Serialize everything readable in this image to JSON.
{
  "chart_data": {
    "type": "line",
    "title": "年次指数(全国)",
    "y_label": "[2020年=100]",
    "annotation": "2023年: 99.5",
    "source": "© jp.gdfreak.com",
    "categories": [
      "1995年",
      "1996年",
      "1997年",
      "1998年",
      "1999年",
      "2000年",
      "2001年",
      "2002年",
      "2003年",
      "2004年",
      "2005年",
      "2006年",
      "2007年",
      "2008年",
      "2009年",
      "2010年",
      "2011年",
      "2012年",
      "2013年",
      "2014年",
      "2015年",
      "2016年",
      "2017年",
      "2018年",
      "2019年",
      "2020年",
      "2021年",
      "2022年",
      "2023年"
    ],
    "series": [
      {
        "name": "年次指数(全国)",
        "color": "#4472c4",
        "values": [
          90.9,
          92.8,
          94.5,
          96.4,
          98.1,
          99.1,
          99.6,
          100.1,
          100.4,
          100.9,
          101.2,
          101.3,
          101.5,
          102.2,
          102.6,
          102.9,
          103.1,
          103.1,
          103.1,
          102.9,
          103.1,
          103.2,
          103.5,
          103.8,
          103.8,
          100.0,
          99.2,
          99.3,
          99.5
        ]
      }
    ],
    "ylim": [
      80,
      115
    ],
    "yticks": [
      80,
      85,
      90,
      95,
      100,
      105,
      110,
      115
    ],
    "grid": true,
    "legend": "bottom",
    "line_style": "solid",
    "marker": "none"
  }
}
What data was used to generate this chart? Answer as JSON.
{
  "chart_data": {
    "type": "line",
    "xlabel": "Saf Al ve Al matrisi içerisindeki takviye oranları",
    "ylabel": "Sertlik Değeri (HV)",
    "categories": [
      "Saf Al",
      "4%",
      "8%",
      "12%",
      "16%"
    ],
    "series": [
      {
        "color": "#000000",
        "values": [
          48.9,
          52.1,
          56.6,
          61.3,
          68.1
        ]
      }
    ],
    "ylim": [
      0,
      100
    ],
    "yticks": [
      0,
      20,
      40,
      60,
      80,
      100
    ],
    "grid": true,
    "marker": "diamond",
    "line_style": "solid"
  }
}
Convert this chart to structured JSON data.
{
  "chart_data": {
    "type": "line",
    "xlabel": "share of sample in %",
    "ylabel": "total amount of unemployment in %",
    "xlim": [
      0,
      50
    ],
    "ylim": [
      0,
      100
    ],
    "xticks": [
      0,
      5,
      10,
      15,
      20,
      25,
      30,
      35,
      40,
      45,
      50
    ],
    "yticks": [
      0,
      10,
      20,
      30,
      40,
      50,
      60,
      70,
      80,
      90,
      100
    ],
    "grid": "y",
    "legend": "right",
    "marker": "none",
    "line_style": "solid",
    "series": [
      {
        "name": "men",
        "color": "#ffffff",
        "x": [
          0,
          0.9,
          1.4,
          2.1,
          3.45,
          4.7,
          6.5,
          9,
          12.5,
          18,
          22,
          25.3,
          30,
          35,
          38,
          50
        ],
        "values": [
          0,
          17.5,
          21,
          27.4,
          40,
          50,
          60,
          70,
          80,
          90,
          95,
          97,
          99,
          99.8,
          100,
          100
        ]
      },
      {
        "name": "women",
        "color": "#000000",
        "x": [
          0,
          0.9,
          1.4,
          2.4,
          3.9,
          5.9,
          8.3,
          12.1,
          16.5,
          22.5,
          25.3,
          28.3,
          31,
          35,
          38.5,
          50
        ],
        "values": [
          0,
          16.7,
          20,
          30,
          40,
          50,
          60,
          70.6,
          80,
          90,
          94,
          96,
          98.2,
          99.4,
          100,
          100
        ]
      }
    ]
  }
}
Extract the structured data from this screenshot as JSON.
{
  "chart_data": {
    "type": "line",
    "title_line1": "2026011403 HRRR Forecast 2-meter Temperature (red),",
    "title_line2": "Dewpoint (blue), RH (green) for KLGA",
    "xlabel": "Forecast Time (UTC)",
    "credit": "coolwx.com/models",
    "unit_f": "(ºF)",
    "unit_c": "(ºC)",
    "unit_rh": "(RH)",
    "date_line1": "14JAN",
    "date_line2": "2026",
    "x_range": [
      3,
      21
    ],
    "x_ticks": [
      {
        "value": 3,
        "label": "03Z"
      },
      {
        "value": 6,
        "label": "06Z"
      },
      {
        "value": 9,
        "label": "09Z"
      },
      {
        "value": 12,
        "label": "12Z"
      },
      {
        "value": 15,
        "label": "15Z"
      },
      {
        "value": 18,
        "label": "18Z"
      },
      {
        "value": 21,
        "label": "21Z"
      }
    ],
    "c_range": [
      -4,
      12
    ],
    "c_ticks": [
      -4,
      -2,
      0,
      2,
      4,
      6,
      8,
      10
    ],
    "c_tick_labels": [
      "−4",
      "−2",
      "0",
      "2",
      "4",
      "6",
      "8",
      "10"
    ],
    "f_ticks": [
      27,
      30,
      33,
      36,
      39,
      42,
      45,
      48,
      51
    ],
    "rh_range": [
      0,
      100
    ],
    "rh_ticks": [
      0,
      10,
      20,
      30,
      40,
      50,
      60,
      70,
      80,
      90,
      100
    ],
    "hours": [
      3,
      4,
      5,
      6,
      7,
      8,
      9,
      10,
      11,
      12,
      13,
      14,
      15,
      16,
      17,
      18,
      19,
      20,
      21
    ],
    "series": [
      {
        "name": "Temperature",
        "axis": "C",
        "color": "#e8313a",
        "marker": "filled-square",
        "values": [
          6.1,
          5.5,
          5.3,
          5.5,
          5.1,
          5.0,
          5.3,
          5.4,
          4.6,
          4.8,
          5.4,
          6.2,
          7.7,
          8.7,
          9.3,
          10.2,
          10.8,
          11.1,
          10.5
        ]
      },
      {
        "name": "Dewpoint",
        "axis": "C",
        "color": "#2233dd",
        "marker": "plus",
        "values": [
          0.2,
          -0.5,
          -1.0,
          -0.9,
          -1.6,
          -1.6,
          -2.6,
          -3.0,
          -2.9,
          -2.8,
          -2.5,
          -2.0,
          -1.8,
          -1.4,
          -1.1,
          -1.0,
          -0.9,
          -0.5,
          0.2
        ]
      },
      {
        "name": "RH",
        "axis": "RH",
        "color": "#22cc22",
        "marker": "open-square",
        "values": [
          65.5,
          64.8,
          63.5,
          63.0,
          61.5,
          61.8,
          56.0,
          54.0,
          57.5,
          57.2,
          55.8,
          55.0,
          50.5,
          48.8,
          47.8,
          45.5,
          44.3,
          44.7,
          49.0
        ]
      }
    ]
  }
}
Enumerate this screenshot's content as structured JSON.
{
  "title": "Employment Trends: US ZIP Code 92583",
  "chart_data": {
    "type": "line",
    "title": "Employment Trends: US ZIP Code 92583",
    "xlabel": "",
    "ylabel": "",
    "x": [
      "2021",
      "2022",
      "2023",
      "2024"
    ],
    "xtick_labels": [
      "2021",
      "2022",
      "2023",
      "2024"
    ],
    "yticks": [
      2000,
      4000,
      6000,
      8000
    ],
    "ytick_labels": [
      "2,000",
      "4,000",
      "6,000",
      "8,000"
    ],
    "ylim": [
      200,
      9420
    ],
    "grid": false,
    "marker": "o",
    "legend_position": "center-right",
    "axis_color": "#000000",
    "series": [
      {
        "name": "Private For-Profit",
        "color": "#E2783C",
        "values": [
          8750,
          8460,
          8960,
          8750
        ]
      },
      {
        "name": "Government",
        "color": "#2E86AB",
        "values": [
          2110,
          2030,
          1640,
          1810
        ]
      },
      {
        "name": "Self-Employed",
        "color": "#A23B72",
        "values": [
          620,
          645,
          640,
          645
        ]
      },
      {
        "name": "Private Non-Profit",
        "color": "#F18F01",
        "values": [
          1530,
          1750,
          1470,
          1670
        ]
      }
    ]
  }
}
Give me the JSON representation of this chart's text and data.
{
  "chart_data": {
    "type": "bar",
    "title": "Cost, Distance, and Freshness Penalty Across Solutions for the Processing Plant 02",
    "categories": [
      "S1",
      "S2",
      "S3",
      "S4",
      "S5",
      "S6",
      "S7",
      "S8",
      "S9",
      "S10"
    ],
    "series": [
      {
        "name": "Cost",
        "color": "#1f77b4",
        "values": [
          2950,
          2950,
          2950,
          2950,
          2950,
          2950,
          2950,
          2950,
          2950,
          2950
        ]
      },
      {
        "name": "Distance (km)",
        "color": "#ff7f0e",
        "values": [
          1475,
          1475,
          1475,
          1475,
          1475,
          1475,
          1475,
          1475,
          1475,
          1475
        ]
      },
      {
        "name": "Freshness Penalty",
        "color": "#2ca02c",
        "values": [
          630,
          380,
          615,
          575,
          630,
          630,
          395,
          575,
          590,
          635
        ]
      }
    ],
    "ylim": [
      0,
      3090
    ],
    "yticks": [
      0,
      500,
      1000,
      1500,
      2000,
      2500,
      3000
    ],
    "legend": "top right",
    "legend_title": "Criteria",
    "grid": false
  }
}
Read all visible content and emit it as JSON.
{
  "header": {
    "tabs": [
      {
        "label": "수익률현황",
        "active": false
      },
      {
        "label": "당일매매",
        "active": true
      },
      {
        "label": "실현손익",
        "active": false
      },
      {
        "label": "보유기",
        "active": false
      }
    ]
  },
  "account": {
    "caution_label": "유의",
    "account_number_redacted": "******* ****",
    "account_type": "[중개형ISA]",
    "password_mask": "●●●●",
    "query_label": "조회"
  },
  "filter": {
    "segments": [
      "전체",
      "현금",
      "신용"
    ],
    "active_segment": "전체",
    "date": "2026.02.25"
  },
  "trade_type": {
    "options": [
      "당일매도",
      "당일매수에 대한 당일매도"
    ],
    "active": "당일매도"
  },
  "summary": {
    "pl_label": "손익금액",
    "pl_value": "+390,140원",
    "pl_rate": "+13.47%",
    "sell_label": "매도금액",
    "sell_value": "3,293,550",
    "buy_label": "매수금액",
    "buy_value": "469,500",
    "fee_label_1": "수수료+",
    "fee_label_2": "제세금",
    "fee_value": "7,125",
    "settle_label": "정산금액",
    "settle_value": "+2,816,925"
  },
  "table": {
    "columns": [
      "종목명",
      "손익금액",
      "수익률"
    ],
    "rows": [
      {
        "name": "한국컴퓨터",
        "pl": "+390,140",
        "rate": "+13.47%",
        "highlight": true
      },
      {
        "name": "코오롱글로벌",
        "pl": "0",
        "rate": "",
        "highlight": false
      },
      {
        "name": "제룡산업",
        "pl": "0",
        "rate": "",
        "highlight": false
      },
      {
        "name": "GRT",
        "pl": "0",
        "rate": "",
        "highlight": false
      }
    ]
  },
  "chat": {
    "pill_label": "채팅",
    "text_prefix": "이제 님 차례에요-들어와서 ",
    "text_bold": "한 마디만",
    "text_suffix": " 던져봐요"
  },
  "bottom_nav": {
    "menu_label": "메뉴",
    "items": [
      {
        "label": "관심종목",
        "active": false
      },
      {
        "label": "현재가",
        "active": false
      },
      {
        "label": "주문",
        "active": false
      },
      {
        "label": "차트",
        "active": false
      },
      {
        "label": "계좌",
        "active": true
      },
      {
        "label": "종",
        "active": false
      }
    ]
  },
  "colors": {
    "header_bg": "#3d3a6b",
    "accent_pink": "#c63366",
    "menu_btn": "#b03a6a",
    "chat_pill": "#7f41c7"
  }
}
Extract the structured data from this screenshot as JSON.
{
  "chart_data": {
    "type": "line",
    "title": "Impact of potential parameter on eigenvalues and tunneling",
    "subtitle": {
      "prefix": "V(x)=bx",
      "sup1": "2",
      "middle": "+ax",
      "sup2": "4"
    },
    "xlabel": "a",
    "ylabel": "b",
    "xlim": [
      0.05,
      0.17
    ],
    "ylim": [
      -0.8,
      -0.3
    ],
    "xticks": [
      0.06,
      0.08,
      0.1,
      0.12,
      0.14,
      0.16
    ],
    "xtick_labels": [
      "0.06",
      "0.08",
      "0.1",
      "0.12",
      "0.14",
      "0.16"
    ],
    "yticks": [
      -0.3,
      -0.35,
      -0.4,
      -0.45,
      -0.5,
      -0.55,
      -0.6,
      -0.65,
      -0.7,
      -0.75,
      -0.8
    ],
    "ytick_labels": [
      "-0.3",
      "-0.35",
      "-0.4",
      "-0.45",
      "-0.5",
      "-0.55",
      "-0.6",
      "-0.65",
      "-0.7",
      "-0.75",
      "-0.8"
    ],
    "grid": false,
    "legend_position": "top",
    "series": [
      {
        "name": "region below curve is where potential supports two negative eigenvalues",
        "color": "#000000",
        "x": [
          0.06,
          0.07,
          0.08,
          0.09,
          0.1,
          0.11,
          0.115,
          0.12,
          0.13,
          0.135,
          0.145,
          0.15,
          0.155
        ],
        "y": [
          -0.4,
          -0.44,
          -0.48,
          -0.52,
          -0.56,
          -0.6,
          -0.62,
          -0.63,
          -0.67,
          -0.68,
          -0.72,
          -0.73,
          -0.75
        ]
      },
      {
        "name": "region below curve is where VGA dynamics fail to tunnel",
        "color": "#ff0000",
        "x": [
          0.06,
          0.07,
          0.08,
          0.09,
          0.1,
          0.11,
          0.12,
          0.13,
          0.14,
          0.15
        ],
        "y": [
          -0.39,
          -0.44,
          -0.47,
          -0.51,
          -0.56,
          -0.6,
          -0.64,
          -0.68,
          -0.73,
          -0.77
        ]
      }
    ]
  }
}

### Your objective
Find every line holding the word "Penalty"; give their count and nothing else.

### Result below
2